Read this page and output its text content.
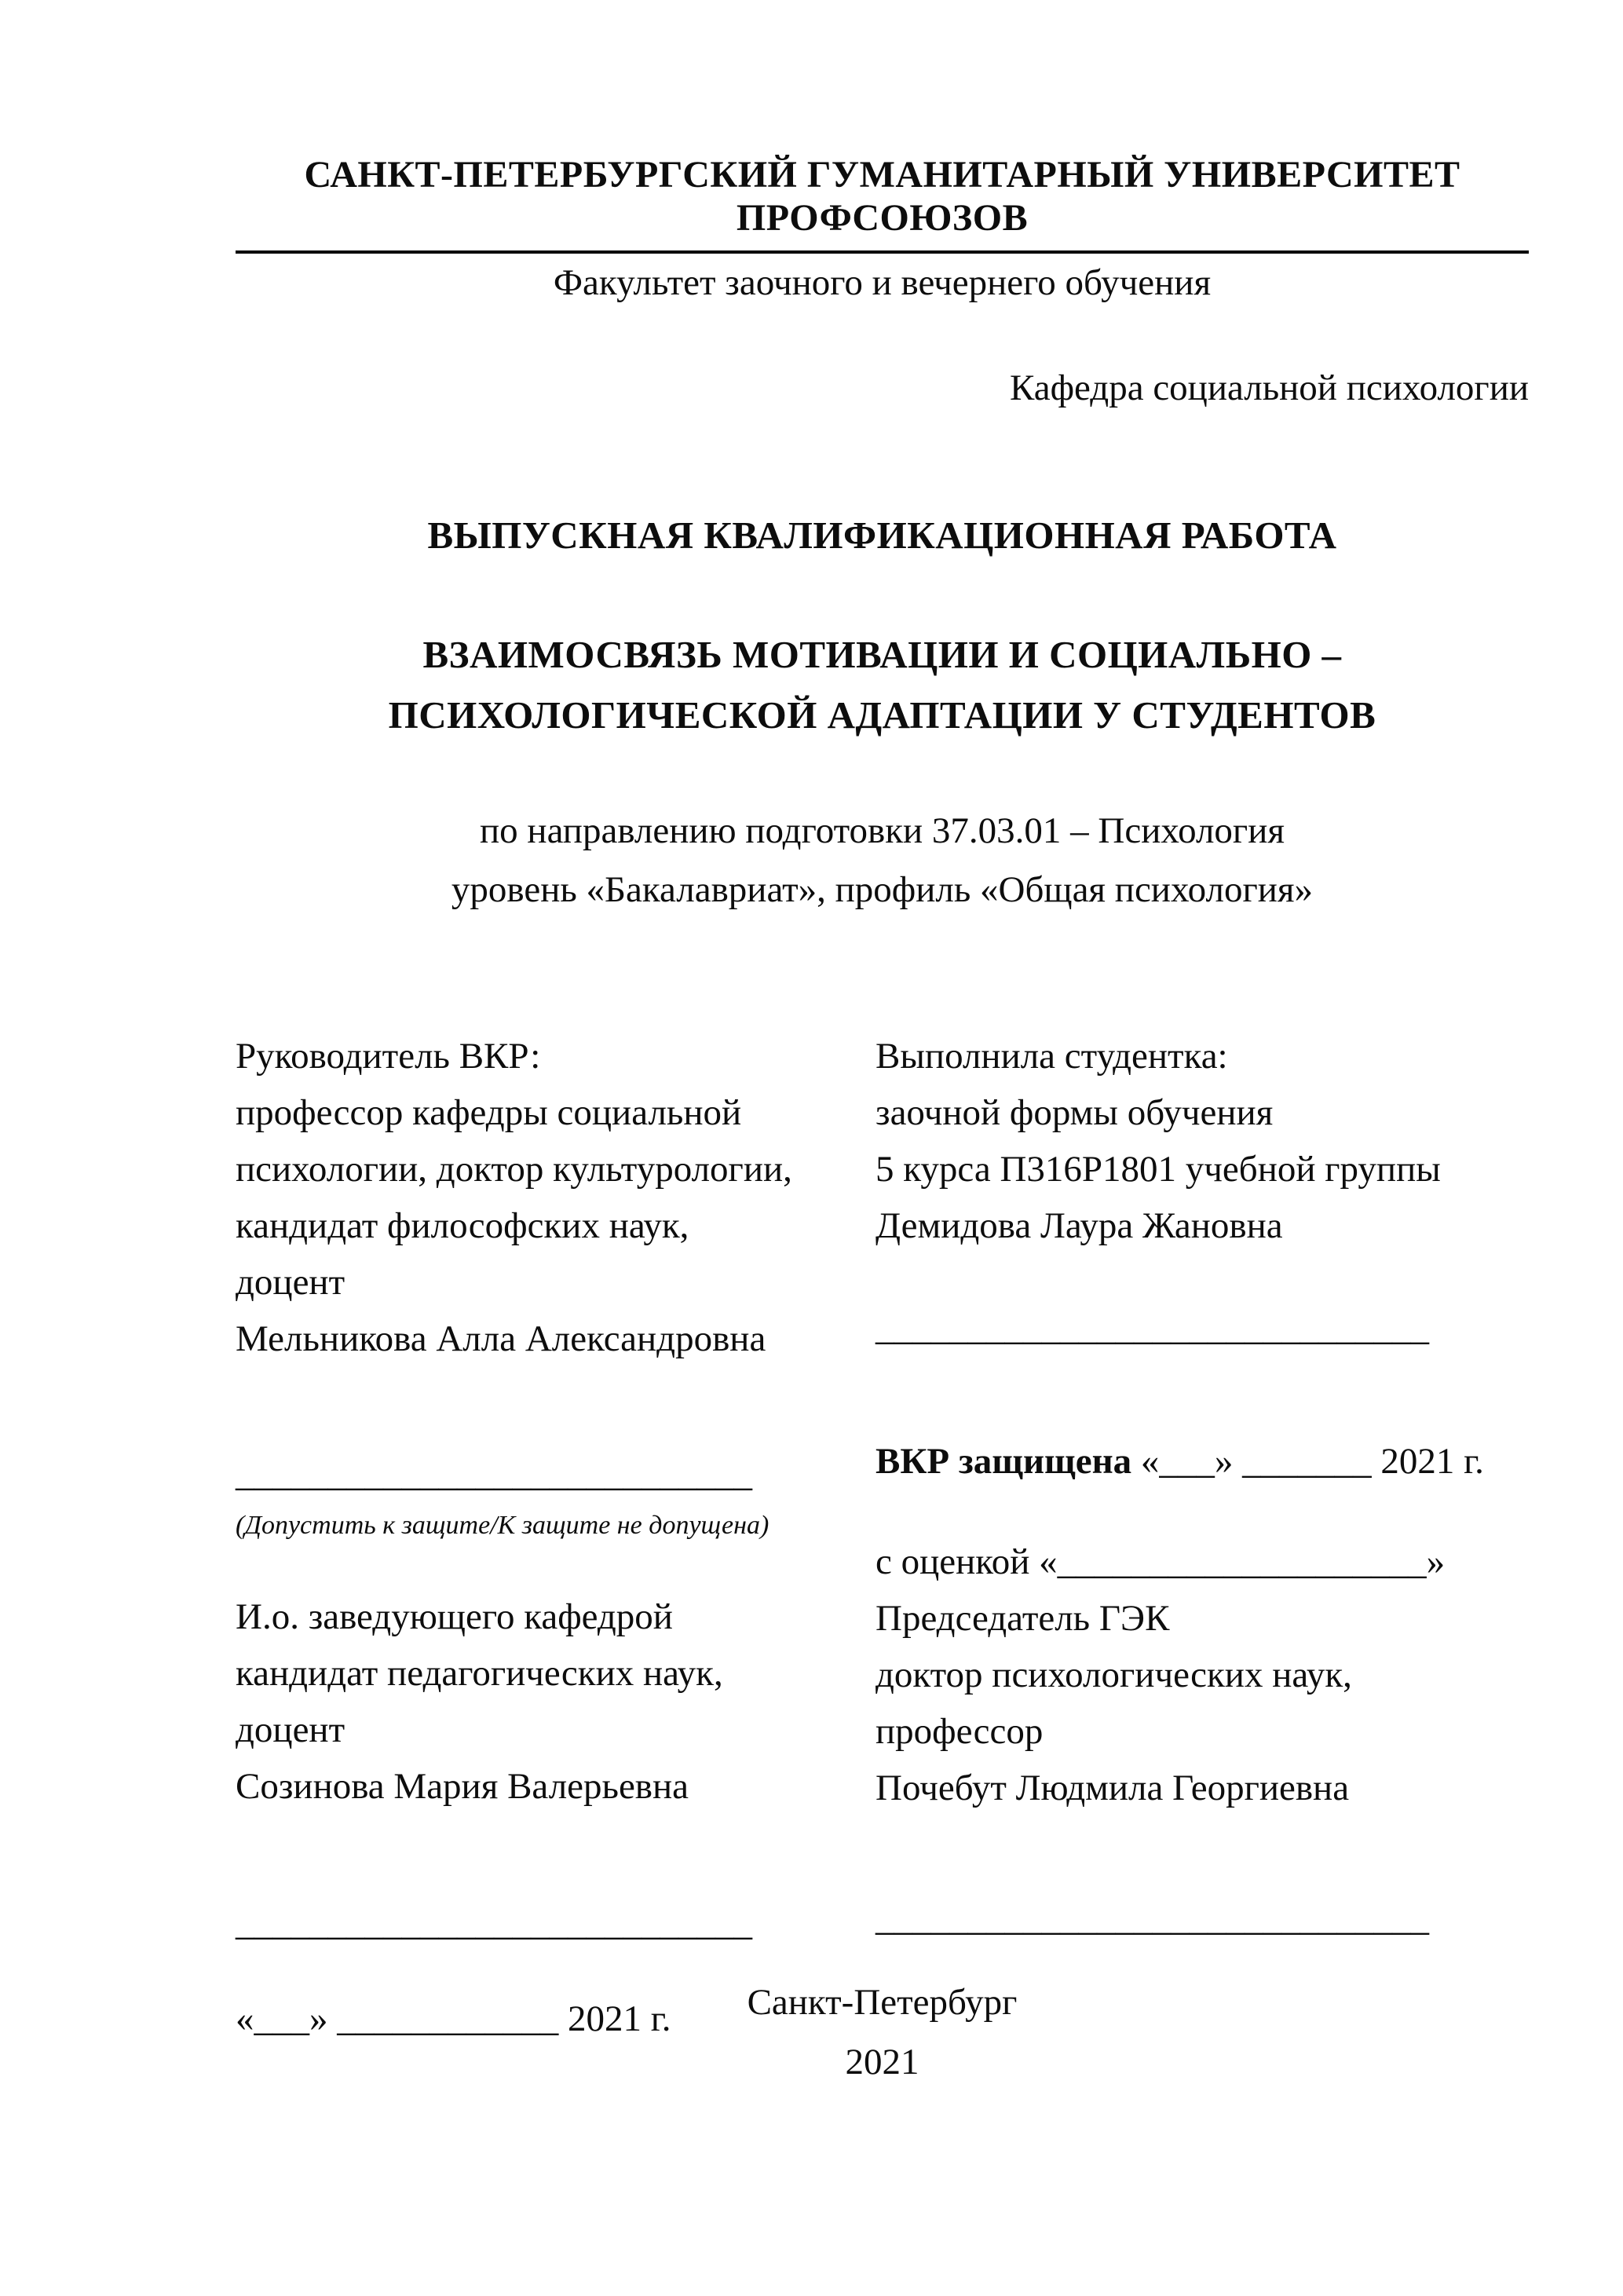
САНКТ-ПЕТЕРБУРГСКИЙ ГУМАНИТАРНЫЙ УНИВЕРСИТЕТ ПРОФСОЮЗОВ
Факультет заочного и вечернего обучения
Кафедра социальной психологии
ВЫПУСКНАЯ КВАЛИФИКАЦИОННАЯ РАБОТА
ВЗАИМОСВЯЗЬ МОТИВАЦИИ И СОЦИАЛЬНО –
ПСИХОЛОГИЧЕСКОЙ АДАПТАЦИИ У СТУДЕНТОВ
по направлению подготовки 37.03.01 – Психология
уровень «Бакалавриат», профиль «Общая психология»
Руководитель ВКР:
профессор кафедры социальной
психологии, доктор культурологии,
кандидат философских наук,
доцент
Мельникова Алла Александровна
____________________________
(Допустить к защите/К защите не допущена)
И.о. заведующего кафедрой
кандидат педагогических наук,
доцент
Созинова Мария Валерьевна
____________________________
«___» ____________ 2021 г.
Выполнила студентка:
заочной формы обучения
5 курса П316Р1801 учебной группы
Демидова Лаура Жановна
______________________________
ВКР защищена «___» _______ 2021 г.
с оценкой «____________________»
Председатель ГЭК
доктор психологических наук,
профессор
Почебут Людмила Георгиевна
______________________________
Санкт-Петербург
2021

========================

_Task description_. Repeat the material exactly as it reads, without any of its pictures.

_Output for this task_.
Read this page and output its text content.
САНКТ-ПЕТЕРБУРГСКИЙ ГУМАНИТАРНЫЙ УНИВЕРСИТЕТ ПРОФСОЮЗОВ
Факультет заочного и вечернего обучения
Кафедра социальной психологии
ВЫПУСКНАЯ КВАЛИФИКАЦИОННАЯ РАБОТА
ВЗАИМОСВЯЗЬ МОТИВАЦИИ И СОЦИАЛЬНО –
ПСИХОЛОГИЧЕСКОЙ АДАПТАЦИИ У СТУДЕНТОВ
по направлению подготовки 37.03.01 – Психология
уровень «Бакалавриат», профиль «Общая психология»
Руководитель ВКР:
профессор кафедры социальной
психологии, доктор культурологии,
кандидат философских наук,
доцент
Мельникова Алла Александровна
____________________________
(Допустить к защите/К защите не допущена)
И.о. заведующего кафедрой
кандидат педагогических наук,
доцент
Созинова Мария Валерьевна
____________________________
«___» ____________ 2021 г.
Выполнила студентка:
заочной формы обучения
5 курса П316Р1801 учебной группы
Демидова Лаура Жановна
______________________________
ВКР защищена «___» _______ 2021 г.
с оценкой «____________________»
Председатель ГЭК
доктор психологических наук,
профессор
Почебут Людмила Георгиевна
______________________________
Санкт-Петербург
2021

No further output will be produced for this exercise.